Copy out the lines of data from the one containing "chevron-icon xyxy=(988,1363,1010,1403)" through the one containing "calendar-icon: 08 xyxy=(606,375,723,491)", both included.
— Start of RECORDS TO PROCESS —
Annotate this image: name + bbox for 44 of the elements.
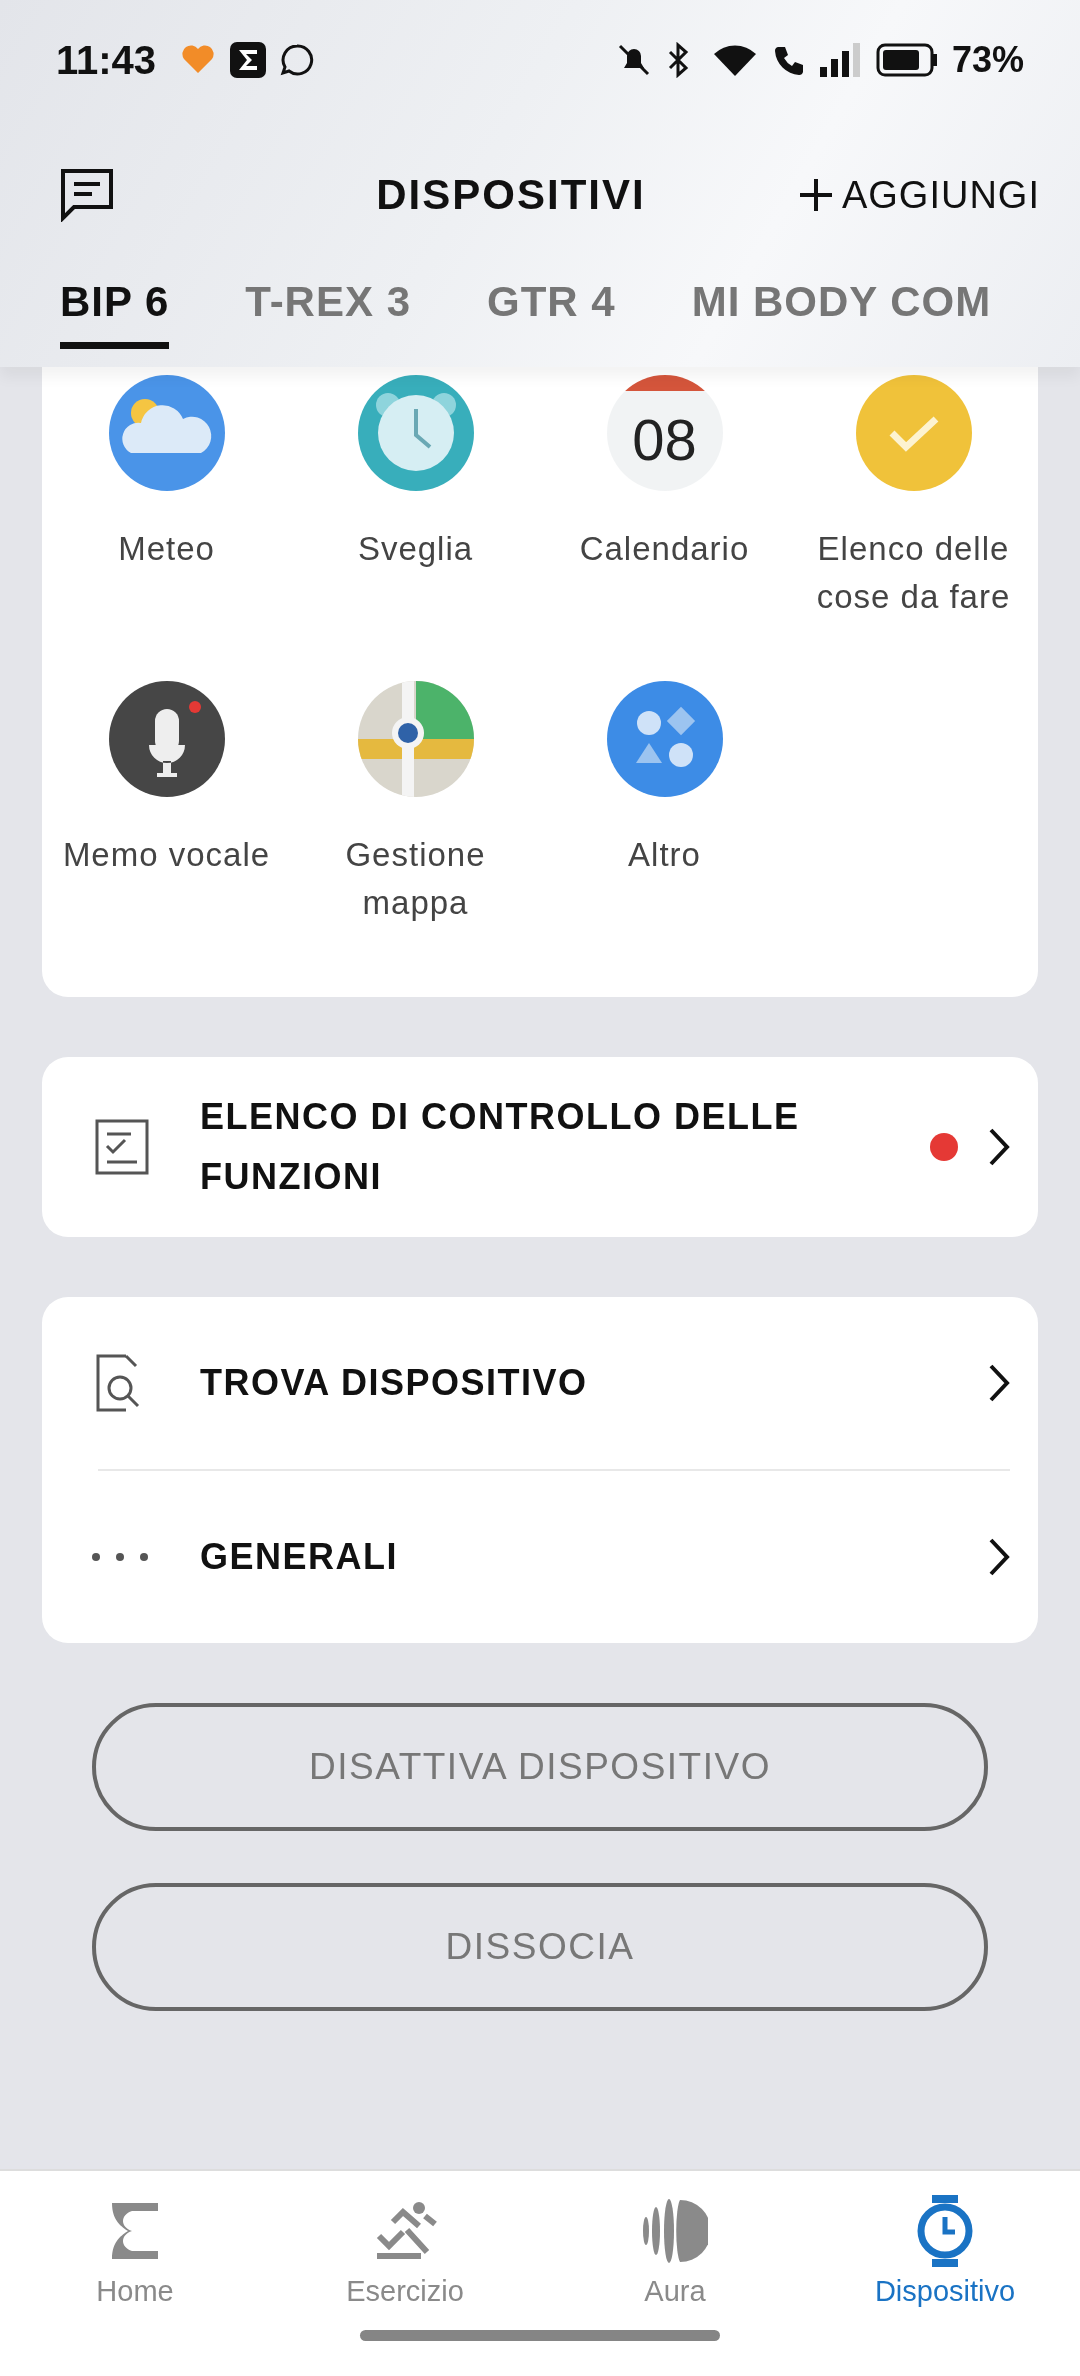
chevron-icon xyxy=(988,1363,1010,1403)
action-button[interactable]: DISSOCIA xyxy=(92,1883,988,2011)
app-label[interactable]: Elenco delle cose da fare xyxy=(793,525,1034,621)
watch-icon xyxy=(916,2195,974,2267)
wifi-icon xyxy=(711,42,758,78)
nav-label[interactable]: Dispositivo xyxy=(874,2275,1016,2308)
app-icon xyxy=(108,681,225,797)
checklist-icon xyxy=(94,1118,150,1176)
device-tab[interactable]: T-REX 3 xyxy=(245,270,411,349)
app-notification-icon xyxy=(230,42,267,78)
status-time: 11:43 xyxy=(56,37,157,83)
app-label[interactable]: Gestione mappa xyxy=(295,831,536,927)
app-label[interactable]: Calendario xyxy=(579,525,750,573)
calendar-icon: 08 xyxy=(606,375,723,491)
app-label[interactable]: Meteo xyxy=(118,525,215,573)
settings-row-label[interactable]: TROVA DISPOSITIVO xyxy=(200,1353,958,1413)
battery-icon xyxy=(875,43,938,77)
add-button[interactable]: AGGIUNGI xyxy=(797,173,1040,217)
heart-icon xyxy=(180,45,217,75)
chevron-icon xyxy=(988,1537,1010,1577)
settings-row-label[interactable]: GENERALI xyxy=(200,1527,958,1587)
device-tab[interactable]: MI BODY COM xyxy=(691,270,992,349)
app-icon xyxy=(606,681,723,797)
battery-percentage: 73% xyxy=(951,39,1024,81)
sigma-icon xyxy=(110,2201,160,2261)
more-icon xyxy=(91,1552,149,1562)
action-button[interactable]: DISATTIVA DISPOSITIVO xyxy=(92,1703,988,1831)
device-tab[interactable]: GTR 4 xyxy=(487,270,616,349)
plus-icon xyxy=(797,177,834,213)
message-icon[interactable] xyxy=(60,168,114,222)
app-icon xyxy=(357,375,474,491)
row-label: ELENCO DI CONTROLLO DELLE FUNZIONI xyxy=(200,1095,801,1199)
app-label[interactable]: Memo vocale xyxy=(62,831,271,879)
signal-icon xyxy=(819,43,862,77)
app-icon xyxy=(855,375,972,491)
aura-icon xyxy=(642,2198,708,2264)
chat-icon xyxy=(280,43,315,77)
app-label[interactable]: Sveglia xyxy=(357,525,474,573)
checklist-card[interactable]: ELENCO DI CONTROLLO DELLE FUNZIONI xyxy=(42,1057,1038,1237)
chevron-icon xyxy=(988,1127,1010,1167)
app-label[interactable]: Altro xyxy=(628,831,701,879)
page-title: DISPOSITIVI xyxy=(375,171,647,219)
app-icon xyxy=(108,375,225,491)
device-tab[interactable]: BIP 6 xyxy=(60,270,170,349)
— End of RECORDS TO PROCESS —
— Start of RECORDS TO PROCESS —
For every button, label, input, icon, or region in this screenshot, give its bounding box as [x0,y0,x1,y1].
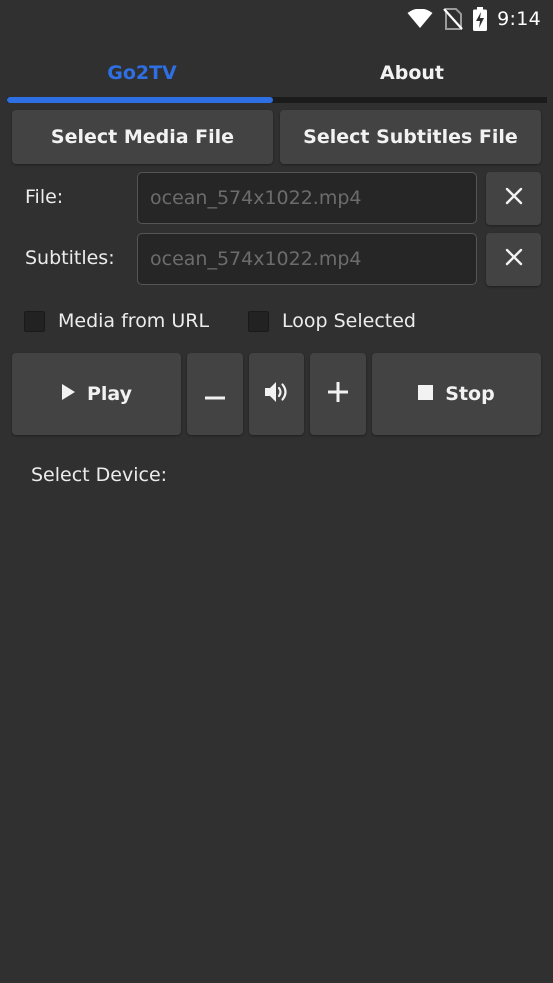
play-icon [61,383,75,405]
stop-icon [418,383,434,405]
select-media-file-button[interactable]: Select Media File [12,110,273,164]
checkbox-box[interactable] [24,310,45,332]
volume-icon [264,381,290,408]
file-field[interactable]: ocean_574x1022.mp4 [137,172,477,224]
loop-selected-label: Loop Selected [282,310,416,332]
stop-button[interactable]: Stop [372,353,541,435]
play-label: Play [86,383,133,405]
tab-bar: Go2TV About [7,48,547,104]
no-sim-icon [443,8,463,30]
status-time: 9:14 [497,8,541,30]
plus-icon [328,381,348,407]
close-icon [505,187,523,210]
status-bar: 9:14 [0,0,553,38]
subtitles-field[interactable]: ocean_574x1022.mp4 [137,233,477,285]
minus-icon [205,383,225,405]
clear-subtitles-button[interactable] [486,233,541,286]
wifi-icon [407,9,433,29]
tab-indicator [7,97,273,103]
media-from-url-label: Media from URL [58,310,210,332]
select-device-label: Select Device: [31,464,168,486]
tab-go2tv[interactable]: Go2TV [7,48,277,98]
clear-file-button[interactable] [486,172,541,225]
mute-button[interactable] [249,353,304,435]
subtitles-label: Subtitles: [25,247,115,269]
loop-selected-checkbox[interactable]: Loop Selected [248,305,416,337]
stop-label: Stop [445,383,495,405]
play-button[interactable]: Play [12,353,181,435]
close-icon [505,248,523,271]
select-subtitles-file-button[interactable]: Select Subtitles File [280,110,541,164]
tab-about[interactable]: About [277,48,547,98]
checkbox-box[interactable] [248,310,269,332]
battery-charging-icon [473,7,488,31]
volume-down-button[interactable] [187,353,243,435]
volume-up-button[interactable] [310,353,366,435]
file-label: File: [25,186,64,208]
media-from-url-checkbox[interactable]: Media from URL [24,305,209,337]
— End of RECORDS TO PROCESS —
● FINISHED EXERCISE:
chevron-icon xyxy=(988,1363,1010,1403)
action-button[interactable]: DISSOCIA xyxy=(92,1883,988,2011)
app-label[interactable]: Elenco delle cose da fare xyxy=(793,525,1034,621)
watch-icon xyxy=(916,2195,974,2267)
wifi-icon xyxy=(711,42,758,78)
nav-label[interactable]: Dispositivo xyxy=(874,2275,1016,2308)
app-icon xyxy=(108,681,225,797)
checklist-icon xyxy=(94,1118,150,1176)
device-tab[interactable]: T-REX 3 xyxy=(245,270,411,349)
app-notification-icon xyxy=(230,42,267,78)
status-time: 11:43 xyxy=(56,37,157,83)
app-label[interactable]: Gestione mappa xyxy=(295,831,536,927)
app-label[interactable]: Calendario xyxy=(579,525,750,573)
calendar-icon: 08 xyxy=(606,375,723,491)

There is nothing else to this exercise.